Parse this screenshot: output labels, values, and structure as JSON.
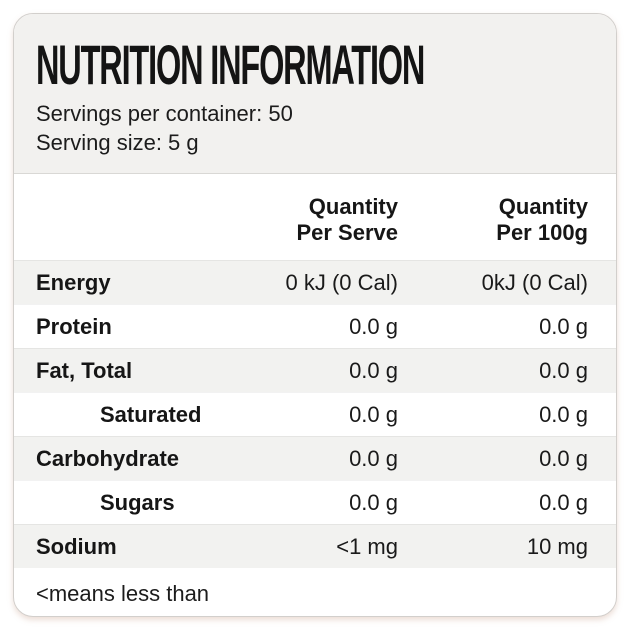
{
  "card": {
    "title": "NUTRITION INFORMATION",
    "servings_per_container": "Servings per container: 50",
    "serving_size": "Serving size: 5 g",
    "table": {
      "column_headers": {
        "per_serve": "Quantity\nPer Serve",
        "per_100g": "Quantity\nPer 100g"
      },
      "rows": [
        {
          "nutrient": "Energy",
          "per_serve": "0 kJ (0 Cal)",
          "per_100g": "0kJ (0 Cal)"
        },
        {
          "nutrient": "Protein",
          "per_serve": "0.0 g",
          "per_100g": "0.0 g"
        },
        {
          "nutrient": "Fat, Total",
          "per_serve": "0.0 g",
          "per_100g": "0.0 g"
        },
        {
          "nutrient": "Saturated",
          "per_serve": "0.0 g",
          "per_100g": "0.0 g"
        },
        {
          "nutrient": "Carbohydrate",
          "per_serve": "0.0 g",
          "per_100g": "0.0 g"
        },
        {
          "nutrient": "Sugars",
          "per_serve": "0.0 g",
          "per_100g": "0.0 g"
        },
        {
          "nutrient": "Sodium",
          "per_serve": "<1 mg",
          "per_100g": "10 mg"
        }
      ]
    },
    "footnote": "<means less than"
  },
  "colors": {
    "header_background": "#f2f1ef",
    "stripe_background": "#f2f2f0",
    "card_border": "#d2cfcc",
    "text": "#1a1a1a"
  }
}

*DESCRIPTION OF THE TASK*
Print out all the material above exactly as it appears, omitting the images.

*ANSWER SECTION*
Parse this screenshot: output labels, values, and structure as JSON.
{
  "card": {
    "title": "NUTRITION INFORMATION",
    "servings_per_container": "Servings per container: 50",
    "serving_size": "Serving size: 5 g",
    "table": {
      "column_headers": {
        "per_serve": "Quantity\nPer Serve",
        "per_100g": "Quantity\nPer 100g"
      },
      "rows": [
        {
          "nutrient": "Energy",
          "per_serve": "0 kJ (0 Cal)",
          "per_100g": "0kJ (0 Cal)"
        },
        {
          "nutrient": "Protein",
          "per_serve": "0.0 g",
          "per_100g": "0.0 g"
        },
        {
          "nutrient": "Fat, Total",
          "per_serve": "0.0 g",
          "per_100g": "0.0 g"
        },
        {
          "nutrient": "Saturated",
          "per_serve": "0.0 g",
          "per_100g": "0.0 g"
        },
        {
          "nutrient": "Carbohydrate",
          "per_serve": "0.0 g",
          "per_100g": "0.0 g"
        },
        {
          "nutrient": "Sugars",
          "per_serve": "0.0 g",
          "per_100g": "0.0 g"
        },
        {
          "nutrient": "Sodium",
          "per_serve": "<1 mg",
          "per_100g": "10 mg"
        }
      ]
    },
    "footnote": "<means less than"
  },
  "colors": {
    "header_background": "#f2f1ef",
    "stripe_background": "#f2f2f0",
    "card_border": "#d2cfcc",
    "text": "#1a1a1a"
  }
}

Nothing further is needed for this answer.